▶ TASK GOAL
Reproduce the data unchanged, from the first line through the line containing "536, 261, 543]", inclusive.

▶ EXERCISE MATERIAL
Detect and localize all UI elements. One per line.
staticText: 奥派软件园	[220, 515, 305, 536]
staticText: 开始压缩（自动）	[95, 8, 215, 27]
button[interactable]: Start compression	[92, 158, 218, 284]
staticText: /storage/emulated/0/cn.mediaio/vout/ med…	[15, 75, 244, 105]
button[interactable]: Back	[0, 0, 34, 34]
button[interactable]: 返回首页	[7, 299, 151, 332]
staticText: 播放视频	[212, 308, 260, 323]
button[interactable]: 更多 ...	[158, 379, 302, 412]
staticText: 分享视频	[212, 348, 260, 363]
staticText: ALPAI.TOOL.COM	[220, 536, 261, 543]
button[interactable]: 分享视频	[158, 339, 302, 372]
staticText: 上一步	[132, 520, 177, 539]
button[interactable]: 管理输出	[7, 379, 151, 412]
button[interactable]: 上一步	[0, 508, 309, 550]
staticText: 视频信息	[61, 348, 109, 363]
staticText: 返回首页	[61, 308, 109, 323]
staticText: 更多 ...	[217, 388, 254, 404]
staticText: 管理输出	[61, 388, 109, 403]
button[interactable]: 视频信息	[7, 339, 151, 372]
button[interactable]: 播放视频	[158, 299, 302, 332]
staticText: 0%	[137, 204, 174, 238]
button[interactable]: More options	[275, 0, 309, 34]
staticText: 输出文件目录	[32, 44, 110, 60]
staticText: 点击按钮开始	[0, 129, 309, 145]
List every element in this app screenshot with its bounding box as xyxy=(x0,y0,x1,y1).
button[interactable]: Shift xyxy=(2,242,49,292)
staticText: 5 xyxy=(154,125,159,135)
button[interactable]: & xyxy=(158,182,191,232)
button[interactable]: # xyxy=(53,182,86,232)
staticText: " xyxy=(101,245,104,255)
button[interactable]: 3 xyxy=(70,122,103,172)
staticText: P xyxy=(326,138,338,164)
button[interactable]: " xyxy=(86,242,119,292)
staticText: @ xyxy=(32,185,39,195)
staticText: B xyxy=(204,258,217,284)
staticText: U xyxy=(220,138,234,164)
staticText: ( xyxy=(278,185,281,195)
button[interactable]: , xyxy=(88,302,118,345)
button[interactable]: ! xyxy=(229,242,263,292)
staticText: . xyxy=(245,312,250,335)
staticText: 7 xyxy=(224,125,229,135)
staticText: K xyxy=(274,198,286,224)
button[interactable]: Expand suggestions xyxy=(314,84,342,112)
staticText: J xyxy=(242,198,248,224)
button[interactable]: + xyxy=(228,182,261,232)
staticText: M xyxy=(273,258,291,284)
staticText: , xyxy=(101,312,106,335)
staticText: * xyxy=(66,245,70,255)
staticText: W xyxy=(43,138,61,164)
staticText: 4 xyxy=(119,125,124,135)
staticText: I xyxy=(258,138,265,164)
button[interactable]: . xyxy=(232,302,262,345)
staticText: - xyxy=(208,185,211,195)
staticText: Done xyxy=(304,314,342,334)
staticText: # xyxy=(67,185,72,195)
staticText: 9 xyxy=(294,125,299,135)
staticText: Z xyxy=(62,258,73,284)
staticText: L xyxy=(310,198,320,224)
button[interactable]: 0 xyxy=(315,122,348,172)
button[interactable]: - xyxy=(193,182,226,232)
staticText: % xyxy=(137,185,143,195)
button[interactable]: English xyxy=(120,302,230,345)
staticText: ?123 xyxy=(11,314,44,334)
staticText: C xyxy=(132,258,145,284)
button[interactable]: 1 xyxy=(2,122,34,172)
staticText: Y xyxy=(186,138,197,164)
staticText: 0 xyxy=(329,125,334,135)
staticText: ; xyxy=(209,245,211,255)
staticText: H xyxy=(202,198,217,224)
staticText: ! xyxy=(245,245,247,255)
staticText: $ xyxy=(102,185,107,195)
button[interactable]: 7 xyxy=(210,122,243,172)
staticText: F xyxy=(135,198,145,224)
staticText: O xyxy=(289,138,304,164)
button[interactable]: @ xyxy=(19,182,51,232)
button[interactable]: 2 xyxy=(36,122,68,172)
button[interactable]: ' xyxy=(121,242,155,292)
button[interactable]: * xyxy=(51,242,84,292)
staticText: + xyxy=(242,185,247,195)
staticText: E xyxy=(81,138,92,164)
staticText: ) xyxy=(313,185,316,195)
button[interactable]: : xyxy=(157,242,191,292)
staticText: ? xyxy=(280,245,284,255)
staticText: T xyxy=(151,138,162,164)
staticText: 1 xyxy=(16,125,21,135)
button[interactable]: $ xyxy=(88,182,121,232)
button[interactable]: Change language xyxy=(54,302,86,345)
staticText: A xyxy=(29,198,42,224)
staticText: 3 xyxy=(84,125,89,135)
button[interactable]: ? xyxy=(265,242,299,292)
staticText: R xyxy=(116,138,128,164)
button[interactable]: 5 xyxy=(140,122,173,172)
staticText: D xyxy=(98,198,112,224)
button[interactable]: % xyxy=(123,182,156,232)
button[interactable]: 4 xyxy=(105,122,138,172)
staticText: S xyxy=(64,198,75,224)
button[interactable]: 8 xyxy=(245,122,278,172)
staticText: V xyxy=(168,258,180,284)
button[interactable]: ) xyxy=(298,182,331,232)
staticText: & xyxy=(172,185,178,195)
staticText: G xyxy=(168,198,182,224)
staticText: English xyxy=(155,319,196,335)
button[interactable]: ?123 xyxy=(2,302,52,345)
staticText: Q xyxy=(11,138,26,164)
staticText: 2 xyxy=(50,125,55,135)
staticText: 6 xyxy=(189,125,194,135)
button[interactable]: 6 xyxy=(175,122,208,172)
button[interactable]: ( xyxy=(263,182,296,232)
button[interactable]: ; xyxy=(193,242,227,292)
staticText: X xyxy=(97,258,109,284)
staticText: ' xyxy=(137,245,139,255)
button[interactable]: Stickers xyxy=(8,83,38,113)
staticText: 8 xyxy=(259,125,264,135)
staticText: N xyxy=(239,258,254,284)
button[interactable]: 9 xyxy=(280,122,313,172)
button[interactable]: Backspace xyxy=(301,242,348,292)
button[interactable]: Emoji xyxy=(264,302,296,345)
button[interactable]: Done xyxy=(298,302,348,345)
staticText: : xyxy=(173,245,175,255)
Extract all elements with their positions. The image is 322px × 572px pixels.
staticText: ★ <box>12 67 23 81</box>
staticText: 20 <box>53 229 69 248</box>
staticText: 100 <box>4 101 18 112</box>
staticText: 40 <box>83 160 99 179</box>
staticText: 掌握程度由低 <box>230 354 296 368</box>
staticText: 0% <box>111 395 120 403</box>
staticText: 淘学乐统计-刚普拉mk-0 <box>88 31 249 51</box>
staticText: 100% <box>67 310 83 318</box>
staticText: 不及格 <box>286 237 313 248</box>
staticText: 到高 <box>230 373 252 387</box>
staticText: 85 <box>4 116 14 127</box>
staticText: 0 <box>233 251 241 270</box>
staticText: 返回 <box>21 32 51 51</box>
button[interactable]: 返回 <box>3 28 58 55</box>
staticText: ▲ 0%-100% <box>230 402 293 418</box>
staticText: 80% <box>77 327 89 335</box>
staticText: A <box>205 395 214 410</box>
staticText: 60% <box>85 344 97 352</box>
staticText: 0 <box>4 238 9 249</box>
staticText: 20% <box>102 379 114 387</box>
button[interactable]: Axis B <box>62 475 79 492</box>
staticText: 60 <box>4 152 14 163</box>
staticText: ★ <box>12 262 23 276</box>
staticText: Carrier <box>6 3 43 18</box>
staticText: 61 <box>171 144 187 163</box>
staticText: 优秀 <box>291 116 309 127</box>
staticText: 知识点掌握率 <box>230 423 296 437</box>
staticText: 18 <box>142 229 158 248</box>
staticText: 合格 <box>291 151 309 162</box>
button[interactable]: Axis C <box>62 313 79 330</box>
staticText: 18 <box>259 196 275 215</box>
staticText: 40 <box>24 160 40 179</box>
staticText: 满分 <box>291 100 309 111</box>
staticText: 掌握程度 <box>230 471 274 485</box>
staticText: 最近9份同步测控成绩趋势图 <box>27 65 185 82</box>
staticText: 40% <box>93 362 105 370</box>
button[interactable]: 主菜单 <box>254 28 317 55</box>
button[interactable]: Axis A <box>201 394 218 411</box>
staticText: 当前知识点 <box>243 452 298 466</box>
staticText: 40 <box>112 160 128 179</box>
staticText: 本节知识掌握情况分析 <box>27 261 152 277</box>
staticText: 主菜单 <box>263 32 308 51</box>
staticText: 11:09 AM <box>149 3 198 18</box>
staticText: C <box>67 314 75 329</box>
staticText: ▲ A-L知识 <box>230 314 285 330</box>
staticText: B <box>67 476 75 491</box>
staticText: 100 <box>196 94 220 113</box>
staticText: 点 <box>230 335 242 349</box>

▶ REPLY
Detect and localize all UI elements. One per line.
staticText: 奥派软件园	[220, 515, 305, 536]
staticText: 开始压缩（自动）	[95, 8, 215, 27]
button[interactable]: Start compression	[92, 158, 218, 284]
staticText: /storage/emulated/0/cn.mediaio/vout/ med…	[15, 75, 244, 105]
button[interactable]: Back	[0, 0, 34, 34]
button[interactable]: 返回首页	[7, 299, 151, 332]
staticText: 播放视频	[212, 308, 260, 323]
button[interactable]: 更多 ...	[158, 379, 302, 412]
staticText: 分享视频	[212, 348, 260, 363]
staticText: ALPAI.TOOL.COM	[220, 536, 261, 543]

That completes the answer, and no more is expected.